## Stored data
□ □ □ □ □
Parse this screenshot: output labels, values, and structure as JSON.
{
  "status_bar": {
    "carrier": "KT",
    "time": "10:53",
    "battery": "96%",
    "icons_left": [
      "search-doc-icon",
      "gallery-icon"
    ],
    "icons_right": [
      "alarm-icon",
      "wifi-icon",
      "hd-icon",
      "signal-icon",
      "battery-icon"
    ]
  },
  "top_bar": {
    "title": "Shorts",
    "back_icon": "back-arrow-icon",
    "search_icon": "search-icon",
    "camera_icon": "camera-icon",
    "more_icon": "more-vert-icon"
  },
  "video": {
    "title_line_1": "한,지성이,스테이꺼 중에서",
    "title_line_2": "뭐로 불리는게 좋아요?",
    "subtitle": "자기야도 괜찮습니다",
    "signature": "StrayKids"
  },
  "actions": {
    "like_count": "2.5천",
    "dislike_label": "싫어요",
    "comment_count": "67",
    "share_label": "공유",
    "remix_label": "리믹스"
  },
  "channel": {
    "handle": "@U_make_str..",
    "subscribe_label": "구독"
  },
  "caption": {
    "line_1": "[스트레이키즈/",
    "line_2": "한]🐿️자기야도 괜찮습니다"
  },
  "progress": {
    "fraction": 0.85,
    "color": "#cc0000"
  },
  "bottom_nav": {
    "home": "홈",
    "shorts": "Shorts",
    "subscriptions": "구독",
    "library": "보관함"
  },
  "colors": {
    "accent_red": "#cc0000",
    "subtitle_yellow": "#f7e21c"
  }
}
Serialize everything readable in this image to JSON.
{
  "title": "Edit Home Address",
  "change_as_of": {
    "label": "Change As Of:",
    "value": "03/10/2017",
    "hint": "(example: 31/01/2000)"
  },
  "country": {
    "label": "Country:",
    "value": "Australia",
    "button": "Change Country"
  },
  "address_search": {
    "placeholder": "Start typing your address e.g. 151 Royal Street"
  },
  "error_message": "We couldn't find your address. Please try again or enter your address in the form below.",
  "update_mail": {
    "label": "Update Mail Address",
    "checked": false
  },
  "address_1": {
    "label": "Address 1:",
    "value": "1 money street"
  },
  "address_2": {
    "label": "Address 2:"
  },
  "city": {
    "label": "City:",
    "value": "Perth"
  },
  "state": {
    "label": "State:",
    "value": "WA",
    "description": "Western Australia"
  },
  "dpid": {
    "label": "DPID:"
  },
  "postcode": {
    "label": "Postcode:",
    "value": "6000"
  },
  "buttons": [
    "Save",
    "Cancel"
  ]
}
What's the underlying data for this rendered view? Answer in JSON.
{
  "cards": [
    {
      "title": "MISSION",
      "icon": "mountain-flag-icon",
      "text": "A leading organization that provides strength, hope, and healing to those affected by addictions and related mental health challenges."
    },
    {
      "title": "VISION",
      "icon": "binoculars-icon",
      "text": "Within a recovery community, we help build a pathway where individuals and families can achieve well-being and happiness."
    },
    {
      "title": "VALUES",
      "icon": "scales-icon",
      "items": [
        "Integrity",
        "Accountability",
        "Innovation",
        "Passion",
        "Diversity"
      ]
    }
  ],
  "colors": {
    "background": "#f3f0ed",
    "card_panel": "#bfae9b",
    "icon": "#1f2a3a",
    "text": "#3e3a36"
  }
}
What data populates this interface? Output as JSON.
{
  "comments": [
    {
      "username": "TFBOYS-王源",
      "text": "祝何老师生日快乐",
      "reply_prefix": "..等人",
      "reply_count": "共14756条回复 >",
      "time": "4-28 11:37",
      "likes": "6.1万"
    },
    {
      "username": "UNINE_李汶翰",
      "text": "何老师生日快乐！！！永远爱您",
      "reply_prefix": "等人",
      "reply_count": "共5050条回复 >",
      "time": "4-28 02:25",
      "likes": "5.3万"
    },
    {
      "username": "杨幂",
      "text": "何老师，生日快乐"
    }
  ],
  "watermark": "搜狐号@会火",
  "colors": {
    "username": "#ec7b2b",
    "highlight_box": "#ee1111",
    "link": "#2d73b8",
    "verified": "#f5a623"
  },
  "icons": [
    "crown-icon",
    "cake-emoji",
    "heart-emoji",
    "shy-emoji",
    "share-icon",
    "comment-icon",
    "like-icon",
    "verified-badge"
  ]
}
□ □ □ □ □
From the first line to the last, retype the data exactly.

Parse this screenshot: output labels, values, and structure as JSON.
{
  "status_bar": {
    "carrier": "KT",
    "time": "10:53",
    "battery": "96%",
    "icons_left": [
      "search-doc-icon",
      "gallery-icon"
    ],
    "icons_right": [
      "alarm-icon",
      "wifi-icon",
      "hd-icon",
      "signal-icon",
      "battery-icon"
    ]
  },
  "top_bar": {
    "title": "Shorts",
    "back_icon": "back-arrow-icon",
    "search_icon": "search-icon",
    "camera_icon": "camera-icon",
    "more_icon": "more-vert-icon"
  },
  "video": {
    "title_line_1": "한,지성이,스테이꺼 중에서",
    "title_line_2": "뭐로 불리는게 좋아요?",
    "subtitle": "자기야도 괜찮습니다",
    "signature": "StrayKids"
  },
  "actions": {
    "like_count": "2.5천",
    "dislike_label": "싫어요",
    "comment_count": "67",
    "share_label": "공유",
    "remix_label": "리믹스"
  },
  "channel": {
    "handle": "@U_make_str..",
    "subscribe_label": "구독"
  },
  "caption": {
    "line_1": "[스트레이키즈/",
    "line_2": "한]🐿️자기야도 괜찮습니다"
  },
  "progress": {
    "fraction": 0.85,
    "color": "#cc0000"
  },
  "bottom_nav": {
    "home": "홈",
    "shorts": "Shorts",
    "subscriptions": "구독",
    "library": "보관함"
  },
  "colors": {
    "accent_red": "#cc0000",
    "subtitle_yellow": "#f7e21c"
  }
}
Serialize everything readable in this image to JSON.
{
  "title": "Edit Home Address",
  "change_as_of": {
    "label": "Change As Of:",
    "value": "03/10/2017",
    "hint": "(example: 31/01/2000)"
  },
  "country": {
    "label": "Country:",
    "value": "Australia",
    "button": "Change Country"
  },
  "address_search": {
    "placeholder": "Start typing your address e.g. 151 Royal Street"
  },
  "error_message": "We couldn't find your address. Please try again or enter your address in the form below.",
  "update_mail": {
    "label": "Update Mail Address",
    "checked": false
  },
  "address_1": {
    "label": "Address 1:",
    "value": "1 money street"
  },
  "address_2": {
    "label": "Address 2:"
  },
  "city": {
    "label": "City:",
    "value": "Perth"
  },
  "state": {
    "label": "State:",
    "value": "WA",
    "description": "Western Australia"
  },
  "dpid": {
    "label": "DPID:"
  },
  "postcode": {
    "label": "Postcode:",
    "value": "6000"
  },
  "buttons": [
    "Save",
    "Cancel"
  ]
}
What's the underlying data for this rendered view? Answer in JSON.
{
  "cards": [
    {
      "title": "MISSION",
      "icon": "mountain-flag-icon",
      "text": "A leading organization that provides strength, hope, and healing to those affected by addictions and related mental health challenges."
    },
    {
      "title": "VISION",
      "icon": "binoculars-icon",
      "text": "Within a recovery community, we help build a pathway where individuals and families can achieve well-being and happiness."
    },
    {
      "title": "VALUES",
      "icon": "scales-icon",
      "items": [
        "Integrity",
        "Accountability",
        "Innovation",
        "Passion",
        "Diversity"
      ]
    }
  ],
  "colors": {
    "background": "#f3f0ed",
    "card_panel": "#bfae9b",
    "icon": "#1f2a3a",
    "text": "#3e3a36"
  }
}
What data populates this interface? Output as JSON.
{
  "comments": [
    {
      "username": "TFBOYS-王源",
      "text": "祝何老师生日快乐",
      "reply_prefix": "..等人",
      "reply_count": "共14756条回复 >",
      "time": "4-28 11:37",
      "likes": "6.1万"
    },
    {
      "username": "UNINE_李汶翰",
      "text": "何老师生日快乐！！！永远爱您",
      "reply_prefix": "等人",
      "reply_count": "共5050条回复 >",
      "time": "4-28 02:25",
      "likes": "5.3万"
    },
    {
      "username": "杨幂",
      "text": "何老师，生日快乐"
    }
  ],
  "watermark": "搜狐号@会火",
  "colors": {
    "username": "#ec7b2b",
    "highlight_box": "#ee1111",
    "link": "#2d73b8",
    "verified": "#f5a623"
  },
  "icons": [
    "crown-icon",
    "cake-emoji",
    "heart-emoji",
    "shy-emoji",
    "share-icon",
    "comment-icon",
    "like-icon",
    "verified-badge"
  ]
}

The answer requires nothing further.